Repeat the listing in full, word for word.

begin Supplied records

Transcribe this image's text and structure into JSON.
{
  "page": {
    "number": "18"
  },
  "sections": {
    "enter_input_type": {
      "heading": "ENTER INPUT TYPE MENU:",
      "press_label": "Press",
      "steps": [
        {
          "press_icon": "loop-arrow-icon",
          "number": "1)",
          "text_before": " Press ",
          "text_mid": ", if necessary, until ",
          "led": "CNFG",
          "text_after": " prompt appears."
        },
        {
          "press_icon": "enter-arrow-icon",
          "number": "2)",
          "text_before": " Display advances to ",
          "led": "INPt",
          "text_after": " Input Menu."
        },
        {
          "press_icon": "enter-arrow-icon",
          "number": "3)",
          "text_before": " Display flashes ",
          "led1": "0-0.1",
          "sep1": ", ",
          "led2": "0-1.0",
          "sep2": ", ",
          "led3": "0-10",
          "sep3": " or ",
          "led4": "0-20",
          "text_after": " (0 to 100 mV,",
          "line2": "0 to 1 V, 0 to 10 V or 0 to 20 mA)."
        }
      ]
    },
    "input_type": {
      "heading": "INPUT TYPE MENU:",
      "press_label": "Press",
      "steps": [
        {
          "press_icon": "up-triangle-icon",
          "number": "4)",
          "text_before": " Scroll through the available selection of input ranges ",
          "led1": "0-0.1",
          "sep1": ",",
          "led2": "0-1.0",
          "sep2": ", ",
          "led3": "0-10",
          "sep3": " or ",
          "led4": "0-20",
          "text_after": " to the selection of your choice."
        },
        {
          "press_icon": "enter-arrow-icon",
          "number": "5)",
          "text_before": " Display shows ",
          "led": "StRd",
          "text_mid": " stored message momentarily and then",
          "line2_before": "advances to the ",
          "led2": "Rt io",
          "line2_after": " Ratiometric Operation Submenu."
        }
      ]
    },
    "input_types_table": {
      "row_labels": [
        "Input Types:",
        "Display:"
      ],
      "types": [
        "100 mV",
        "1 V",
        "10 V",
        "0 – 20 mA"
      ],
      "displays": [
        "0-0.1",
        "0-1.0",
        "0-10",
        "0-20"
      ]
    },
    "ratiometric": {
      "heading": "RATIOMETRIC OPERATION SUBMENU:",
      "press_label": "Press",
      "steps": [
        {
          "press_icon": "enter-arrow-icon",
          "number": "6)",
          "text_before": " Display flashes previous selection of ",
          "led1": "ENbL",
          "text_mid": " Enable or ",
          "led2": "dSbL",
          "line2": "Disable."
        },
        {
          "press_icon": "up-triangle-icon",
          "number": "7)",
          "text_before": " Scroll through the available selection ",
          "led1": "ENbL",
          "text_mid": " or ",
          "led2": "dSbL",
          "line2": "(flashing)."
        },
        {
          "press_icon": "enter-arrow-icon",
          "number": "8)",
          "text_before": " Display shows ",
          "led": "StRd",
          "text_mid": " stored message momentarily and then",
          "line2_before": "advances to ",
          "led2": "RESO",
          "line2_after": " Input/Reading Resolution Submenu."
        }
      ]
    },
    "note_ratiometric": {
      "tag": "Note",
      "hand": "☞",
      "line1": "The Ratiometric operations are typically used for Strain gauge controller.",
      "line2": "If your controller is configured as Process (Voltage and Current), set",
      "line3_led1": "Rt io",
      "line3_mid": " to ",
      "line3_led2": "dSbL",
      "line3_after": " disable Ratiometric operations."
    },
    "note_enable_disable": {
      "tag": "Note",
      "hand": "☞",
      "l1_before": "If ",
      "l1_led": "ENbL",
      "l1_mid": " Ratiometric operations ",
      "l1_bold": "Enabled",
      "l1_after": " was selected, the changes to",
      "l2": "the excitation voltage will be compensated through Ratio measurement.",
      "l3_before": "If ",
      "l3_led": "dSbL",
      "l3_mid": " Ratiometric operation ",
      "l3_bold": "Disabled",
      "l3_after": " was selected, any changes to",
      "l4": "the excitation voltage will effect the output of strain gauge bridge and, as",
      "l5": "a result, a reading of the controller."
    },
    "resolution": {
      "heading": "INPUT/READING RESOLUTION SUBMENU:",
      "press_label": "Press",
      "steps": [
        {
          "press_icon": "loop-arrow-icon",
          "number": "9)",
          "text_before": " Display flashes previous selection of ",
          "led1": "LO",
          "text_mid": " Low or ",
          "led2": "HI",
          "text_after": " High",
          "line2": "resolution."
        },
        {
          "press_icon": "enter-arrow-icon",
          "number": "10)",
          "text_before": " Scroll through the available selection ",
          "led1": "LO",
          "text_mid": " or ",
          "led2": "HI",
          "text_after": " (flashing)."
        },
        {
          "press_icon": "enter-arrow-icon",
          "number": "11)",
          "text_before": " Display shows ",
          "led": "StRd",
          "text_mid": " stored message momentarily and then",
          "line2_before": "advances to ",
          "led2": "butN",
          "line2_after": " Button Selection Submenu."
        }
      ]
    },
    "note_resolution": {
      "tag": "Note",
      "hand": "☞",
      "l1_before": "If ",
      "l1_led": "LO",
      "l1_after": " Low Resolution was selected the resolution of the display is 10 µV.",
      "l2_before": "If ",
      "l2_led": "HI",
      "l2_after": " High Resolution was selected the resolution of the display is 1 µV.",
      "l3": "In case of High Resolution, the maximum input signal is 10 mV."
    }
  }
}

end Supplied records

— Solution for this exercise —
Transcribe this image's text and structure into JSON.
{
  "page": {
    "number": "18"
  },
  "sections": {
    "enter_input_type": {
      "heading": "ENTER INPUT TYPE MENU:",
      "press_label": "Press",
      "steps": [
        {
          "press_icon": "loop-arrow-icon",
          "number": "1)",
          "text_before": " Press ",
          "text_mid": ", if necessary, until ",
          "led": "CNFG",
          "text_after": " prompt appears."
        },
        {
          "press_icon": "enter-arrow-icon",
          "number": "2)",
          "text_before": " Display advances to ",
          "led": "INPt",
          "text_after": " Input Menu."
        },
        {
          "press_icon": "enter-arrow-icon",
          "number": "3)",
          "text_before": " Display flashes ",
          "led1": "0-0.1",
          "sep1": ", ",
          "led2": "0-1.0",
          "sep2": ", ",
          "led3": "0-10",
          "sep3": " or ",
          "led4": "0-20",
          "text_after": " (0 to 100 mV,",
          "line2": "0 to 1 V, 0 to 10 V or 0 to 20 mA)."
        }
      ]
    },
    "input_type": {
      "heading": "INPUT TYPE MENU:",
      "press_label": "Press",
      "steps": [
        {
          "press_icon": "up-triangle-icon",
          "number": "4)",
          "text_before": " Scroll through the available selection of input ranges ",
          "led1": "0-0.1",
          "sep1": ",",
          "led2": "0-1.0",
          "sep2": ", ",
          "led3": "0-10",
          "sep3": " or ",
          "led4": "0-20",
          "text_after": " to the selection of your choice."
        },
        {
          "press_icon": "enter-arrow-icon",
          "number": "5)",
          "text_before": " Display shows ",
          "led": "StRd",
          "text_mid": " stored message momentarily and then",
          "line2_before": "advances to the ",
          "led2": "Rt io",
          "line2_after": " Ratiometric Operation Submenu."
        }
      ]
    },
    "input_types_table": {
      "row_labels": [
        "Input Types:",
        "Display:"
      ],
      "types": [
        "100 mV",
        "1 V",
        "10 V",
        "0 – 20 mA"
      ],
      "displays": [
        "0-0.1",
        "0-1.0",
        "0-10",
        "0-20"
      ]
    },
    "ratiometric": {
      "heading": "RATIOMETRIC OPERATION SUBMENU:",
      "press_label": "Press",
      "steps": [
        {
          "press_icon": "enter-arrow-icon",
          "number": "6)",
          "text_before": " Display flashes previous selection of ",
          "led1": "ENbL",
          "text_mid": " Enable or ",
          "led2": "dSbL",
          "line2": "Disable."
        },
        {
          "press_icon": "up-triangle-icon",
          "number": "7)",
          "text_before": " Scroll through the available selection ",
          "led1": "ENbL",
          "text_mid": " or ",
          "led2": "dSbL",
          "line2": "(flashing)."
        },
        {
          "press_icon": "enter-arrow-icon",
          "number": "8)",
          "text_before": " Display shows ",
          "led": "StRd",
          "text_mid": " stored message momentarily and then",
          "line2_before": "advances to ",
          "led2": "RESO",
          "line2_after": " Input/Reading Resolution Submenu."
        }
      ]
    },
    "note_ratiometric": {
      "tag": "Note",
      "hand": "☞",
      "line1": "The Ratiometric operations are typically used for Strain gauge controller.",
      "line2": "If your controller is configured as Process (Voltage and Current), set",
      "line3_led1": "Rt io",
      "line3_mid": " to ",
      "line3_led2": "dSbL",
      "line3_after": " disable Ratiometric operations."
    },
    "note_enable_disable": {
      "tag": "Note",
      "hand": "☞",
      "l1_before": "If ",
      "l1_led": "ENbL",
      "l1_mid": " Ratiometric operations ",
      "l1_bold": "Enabled",
      "l1_after": " was selected, the changes to",
      "l2": "the excitation voltage will be compensated through Ratio measurement.",
      "l3_before": "If ",
      "l3_led": "dSbL",
      "l3_mid": " Ratiometric operation ",
      "l3_bold": "Disabled",
      "l3_after": " was selected, any changes to",
      "l4": "the excitation voltage will effect the output of strain gauge bridge and, as",
      "l5": "a result, a reading of the controller."
    },
    "resolution": {
      "heading": "INPUT/READING RESOLUTION SUBMENU:",
      "press_label": "Press",
      "steps": [
        {
          "press_icon": "loop-arrow-icon",
          "number": "9)",
          "text_before": " Display flashes previous selection of ",
          "led1": "LO",
          "text_mid": " Low or ",
          "led2": "HI",
          "text_after": " High",
          "line2": "resolution."
        },
        {
          "press_icon": "enter-arrow-icon",
          "number": "10)",
          "text_before": " Scroll through the available selection ",
          "led1": "LO",
          "text_mid": " or ",
          "led2": "HI",
          "text_after": " (flashing)."
        },
        {
          "press_icon": "enter-arrow-icon",
          "number": "11)",
          "text_before": " Display shows ",
          "led": "StRd",
          "text_mid": " stored message momentarily and then",
          "line2_before": "advances to ",
          "led2": "butN",
          "line2_after": " Button Selection Submenu."
        }
      ]
    },
    "note_resolution": {
      "tag": "Note",
      "hand": "☞",
      "l1_before": "If ",
      "l1_led": "LO",
      "l1_after": " Low Resolution was selected the resolution of the display is 10 µV.",
      "l2_before": "If ",
      "l2_led": "HI",
      "l2_after": " High Resolution was selected the resolution of the display is 1 µV.",
      "l3": "In case of High Resolution, the maximum input signal is 10 mV."
    }
  }
}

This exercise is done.